> **Directive**
Copy out the material below in full, but not its images.

> **Task data**
• • • •
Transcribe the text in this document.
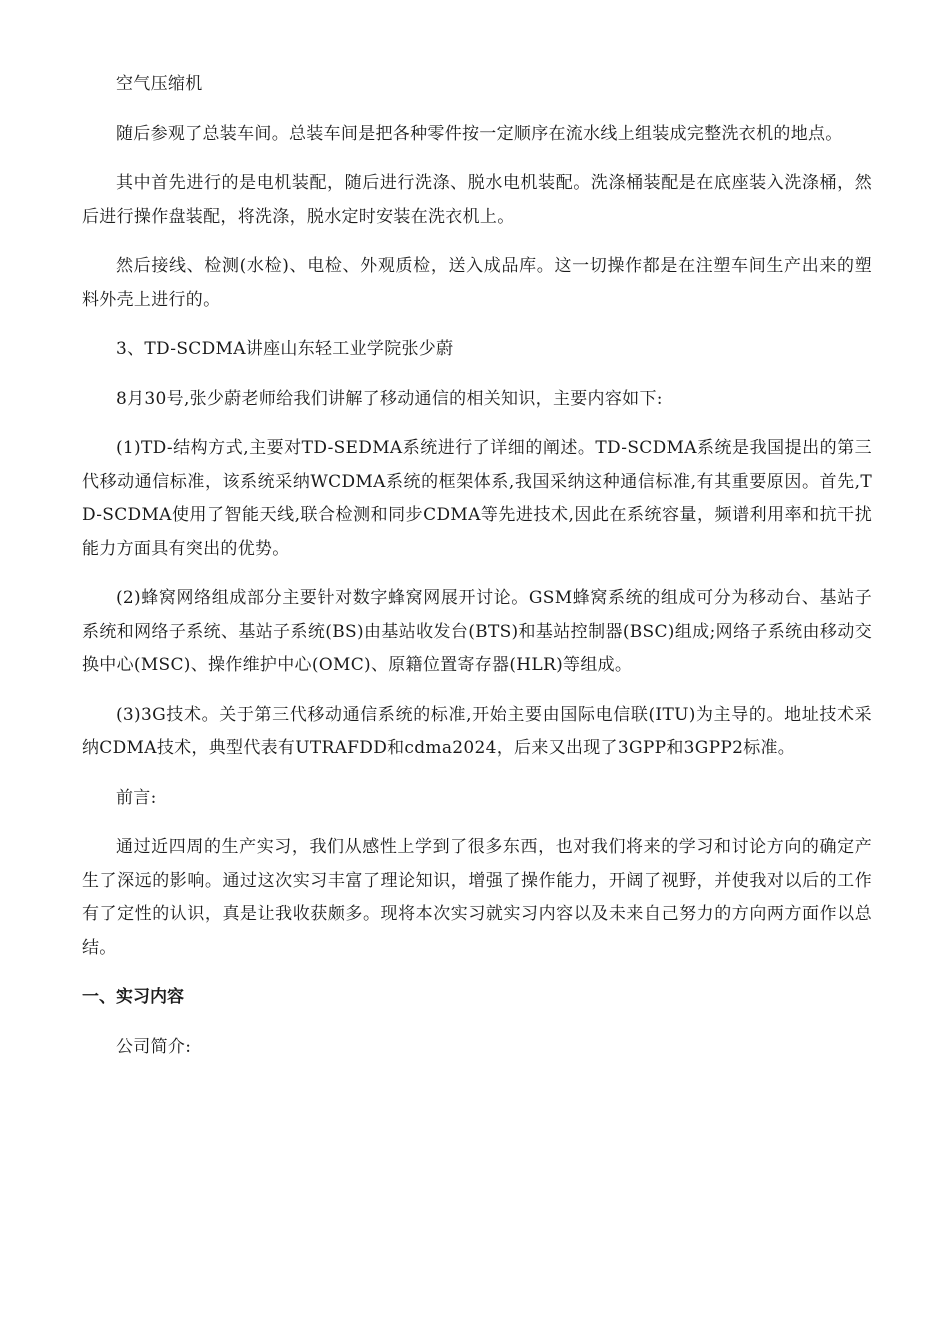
空气压缩机

随后参观了总装车间。总装车间是把各种零件按一定顺序在流水线上组装成完整洗衣机的地点。

其中首先进行的是电机装配，随后进行洗涤、脱水电机装配。洗涤桶装配是在底座装入洗涤桶，然后进行操作盘装配，将洗涤，脱水定时安装在洗衣机上。

然后接线、检测(水检)、电检、外观质检，送入成品库。这一切操作都是在注塑车间生产出来的塑料外壳上进行的。

3、TD-SCDMA讲座山东轻工业学院张少蔚

8月30号,张少蔚老师给我们讲解了移动通信的相关知识，主要内容如下:

(1)TD-结构方式,主要对TD-SEDMA系统进行了详细的阐述。TD-SCDMA系统是我国提出的第三代移动通信标准，该系统采纳WCDMA系统的框架体系,我国采纳这种通信标准,有其重要原因。首先,TD-SCDMA使用了智能天线,联合检测和同步CDMA等先进技术,因此在系统容量，频谱利用率和抗干扰能力方面具有突出的优势。

(2)蜂窝网络组成部分主要针对数字蜂窝网展开讨论。GSM蜂窝系统的组成可分为移动台、基站子系统和网络子系统、基站子系统(BS)由基站收发台(BTS)和基站控制器(BSC)组成;网络子系统由移动交换中心(MSC)、操作维护中心(OMC)、原籍位置寄存器(HLR)等组成。

(3)3G技术。关于第三代移动通信系统的标准,开始主要由国际电信联(ITU)为主导的。地址技术采纳CDMA技术，典型代表有UTRAFDD和cdma2024，后来又出现了3GPP和3GPP2标准。

前言:

通过近四周的生产实习，我们从感性上学到了很多东西，也对我们将来的学习和讨论方向的确定产生了深远的影响。通过这次实习丰富了理论知识，增强了操作能力，开阔了视野，并使我对以后的工作有了定性的认识，真是让我收获颇多。现将本次实习就实习内容以及未来自己努力的方向两方面作以总结。

一、实习内容

公司简介:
• • • •
> **Output of the task**
Transcribe the text in this document.
空气压缩机

随后参观了总装车间。总装车间是把各种零件按一定顺序在流水线上组装成完整洗衣机的地点。

其中首先进行的是电机装配，随后进行洗涤、脱水电机装配。洗涤桶装配是在底座装入洗涤桶，然后进行操作盘装配，将洗涤，脱水定时安装在洗衣机上。

然后接线、检测(水检)、电检、外观质检，送入成品库。这一切操作都是在注塑车间生产出来的塑料外壳上进行的。

3、TD-SCDMA讲座山东轻工业学院张少蔚

8月30号,张少蔚老师给我们讲解了移动通信的相关知识，主要内容如下:

(1)TD-结构方式,主要对TD-SEDMA系统进行了详细的阐述。TD-SCDMA系统是我国提出的第三代移动通信标准，该系统采纳WCDMA系统的框架体系,我国采纳这种通信标准,有其重要原因。首先,TD-SCDMA使用了智能天线,联合检测和同步CDMA等先进技术,因此在系统容量，频谱利用率和抗干扰能力方面具有突出的优势。

(2)蜂窝网络组成部分主要针对数字蜂窝网展开讨论。GSM蜂窝系统的组成可分为移动台、基站子系统和网络子系统、基站子系统(BS)由基站收发台(BTS)和基站控制器(BSC)组成;网络子系统由移动交换中心(MSC)、操作维护中心(OMC)、原籍位置寄存器(HLR)等组成。

(3)3G技术。关于第三代移动通信系统的标准,开始主要由国际电信联(ITU)为主导的。地址技术采纳CDMA技术，典型代表有UTRAFDD和cdma2024，后来又出现了3GPP和3GPP2标准。

前言:

通过近四周的生产实习，我们从感性上学到了很多东西，也对我们将来的学习和讨论方向的确定产生了深远的影响。通过这次实习丰富了理论知识，增强了操作能力，开阔了视野，并使我对以后的工作有了定性的认识，真是让我收获颇多。现将本次实习就实习内容以及未来自己努力的方向两方面作以总结。

一、实习内容

公司简介:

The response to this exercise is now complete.